### Instruction
Each record must be retyped in full. No character may differ.

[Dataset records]
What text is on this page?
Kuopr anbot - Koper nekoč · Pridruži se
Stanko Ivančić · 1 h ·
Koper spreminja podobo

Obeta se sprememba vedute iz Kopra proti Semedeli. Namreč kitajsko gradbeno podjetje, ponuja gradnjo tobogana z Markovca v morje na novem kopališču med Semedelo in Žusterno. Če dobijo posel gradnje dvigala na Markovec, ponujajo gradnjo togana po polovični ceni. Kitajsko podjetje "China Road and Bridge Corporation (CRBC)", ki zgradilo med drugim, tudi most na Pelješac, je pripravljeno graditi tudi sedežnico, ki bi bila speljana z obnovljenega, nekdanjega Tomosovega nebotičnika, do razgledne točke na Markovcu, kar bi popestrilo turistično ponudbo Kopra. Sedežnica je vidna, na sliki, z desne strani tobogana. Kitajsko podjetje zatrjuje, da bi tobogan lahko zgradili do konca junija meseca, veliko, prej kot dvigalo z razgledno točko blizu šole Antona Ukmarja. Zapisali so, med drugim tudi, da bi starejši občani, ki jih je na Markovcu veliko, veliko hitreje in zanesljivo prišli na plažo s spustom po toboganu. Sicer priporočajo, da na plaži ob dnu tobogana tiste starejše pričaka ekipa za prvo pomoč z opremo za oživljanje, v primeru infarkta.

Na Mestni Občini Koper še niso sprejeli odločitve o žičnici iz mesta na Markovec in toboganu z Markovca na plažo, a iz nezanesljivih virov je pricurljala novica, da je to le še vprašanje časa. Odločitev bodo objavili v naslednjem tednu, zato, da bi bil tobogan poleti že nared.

### Exercise response
What text is on this page?
Kuopr anbot - Koper nekoč · Pridruži se
Stanko Ivančić · 1 h ·
Koper spreminja podobo

Obeta se sprememba vedute iz Kopra proti Semedeli. Namreč kitajsko gradbeno podjetje, ponuja gradnjo tobogana z Markovca v morje na novem kopališču med Semedelo in Žusterno. Če dobijo posel gradnje dvigala na Markovec, ponujajo gradnjo togana po polovični ceni. Kitajsko podjetje "China Road and Bridge Corporation (CRBC)", ki zgradilo med drugim, tudi most na Pelješac, je pripravljeno graditi tudi sedežnico, ki bi bila speljana z obnovljenega, nekdanjega Tomosovega nebotičnika, do razgledne točke na Markovcu, kar bi popestrilo turistično ponudbo Kopra. Sedežnica je vidna, na sliki, z desne strani tobogana. Kitajsko podjetje zatrjuje, da bi tobogan lahko zgradili do konca junija meseca, veliko, prej kot dvigalo z razgledno točko blizu šole Antona Ukmarja. Zapisali so, med drugim tudi, da bi starejši občani, ki jih je na Markovcu veliko, veliko hitreje in zanesljivo prišli na plažo s spustom po toboganu. Sicer priporočajo, da na plaži ob dnu tobogana tiste starejše pričaka ekipa za prvo pomoč z opremo za oživljanje, v primeru infarkta.

Na Mestni Občini Koper še niso sprejeli odločitve o žičnici iz mesta na Markovec in toboganu z Markovca na plažo, a iz nezanesljivih virov je pricurljala novica, da je to le še vprašanje časa. Odločitev bodo objavili v naslednjem tednu, zato, da bi bil tobogan poleti že nared.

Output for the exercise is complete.